*INSTRUCTIONS TO FOLLOW*
Pick up the account of a family's bike ride for autism research and keep writing from its last sentence on.

*TEXT UNDER STUDY*

BEGIN

Autism has always been talked about in our family of four. That’s because my sister, Mila, 10, and I are lucky enough to have a dad who works to help people with #autism every day for his job. My dad is Dr. Alexander Kolevzon MD, Child Psychiatrist and Professor at the Icahn School of Medicine at Mount Sinai in New York City. He works at the Seaver Autism Center at The Mount Sinai Hospital to provide therapy and treatment to boys and girls who are diagnosed with autism spectrum disorder, teaches young researchers, and also conducts research himself.

My family also knows firsthand what it’s like to have a family member with autism. My cousin, Roy, 20, was diagnosed with autism when he was young. I’m really close with him even though he lives in Israel and it’s hard to see how the symptoms of autism affect him every day of his life. He is the sweetest, most compassionate person, and I always knew I wanted to take action in some way to help him and others with autism.

This year will be my third year riding my bike at Wall Street Rides FAR – for Autism Research, which is in White Plains, New York on October 7th and benefits the Autism Science Foundation (ASF). ASF is a nonprofit organization that provides funds to scientists to conduct #research to find out what the causes of autism are, and to develop better treatments for people like Roy. The first year, my dad and I rode the 10-mile course and then took on the 20-mile course in the second year of the ride. I have been riding my #bike since I was five years old but this was harder than I thought it would be! I didn’t mind, though, because the ride through the colorful fall leaves is beautiful and I love spending time with my dad for a cause that’s so important to us. Also, the whole time that we’re riding, we’re looking forward to the great food and fun music at the finish festival. This year will be the first time that my sister, Mila, will be old enough to ride her bike with us – I can’t wait!

END

*DATA LISTING*
BEGIN

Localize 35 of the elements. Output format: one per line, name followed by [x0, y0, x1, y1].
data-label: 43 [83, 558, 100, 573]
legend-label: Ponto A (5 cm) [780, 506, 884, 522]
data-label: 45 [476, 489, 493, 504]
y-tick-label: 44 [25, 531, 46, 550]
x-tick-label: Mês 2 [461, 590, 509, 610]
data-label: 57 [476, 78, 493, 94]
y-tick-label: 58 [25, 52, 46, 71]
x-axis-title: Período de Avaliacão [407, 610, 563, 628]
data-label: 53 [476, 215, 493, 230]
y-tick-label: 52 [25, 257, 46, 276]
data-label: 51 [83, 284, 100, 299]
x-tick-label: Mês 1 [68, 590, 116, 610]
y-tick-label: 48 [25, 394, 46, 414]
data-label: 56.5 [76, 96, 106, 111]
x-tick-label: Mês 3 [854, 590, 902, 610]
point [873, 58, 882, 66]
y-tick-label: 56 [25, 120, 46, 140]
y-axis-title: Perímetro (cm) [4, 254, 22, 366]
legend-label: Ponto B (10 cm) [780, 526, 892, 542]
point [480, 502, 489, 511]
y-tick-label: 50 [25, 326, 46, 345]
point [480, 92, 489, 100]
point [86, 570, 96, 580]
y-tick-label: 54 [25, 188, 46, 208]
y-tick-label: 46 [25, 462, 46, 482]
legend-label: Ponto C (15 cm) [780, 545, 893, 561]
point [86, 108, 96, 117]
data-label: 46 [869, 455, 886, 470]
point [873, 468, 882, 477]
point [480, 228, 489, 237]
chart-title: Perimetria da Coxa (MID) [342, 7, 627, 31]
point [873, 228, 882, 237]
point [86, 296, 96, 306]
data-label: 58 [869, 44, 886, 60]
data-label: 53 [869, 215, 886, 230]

END

*WRITTEN RESPONSE*
I’m so glad that although my sister and I are still young, we have the opportunity to raise money and awareness about something that has impacted my family in so many different ways. Autism not only affects the person who has the diagnosis but also their family and friends who support them every day. Every mile that I ride and every dollar that I raise helps ASF and researchers get closer to finding more ways to help people like my cousin. It’s important that people everywhere support organizations like the Autism Science Foundation – and it can be done by doing something that you love, like riding your bike!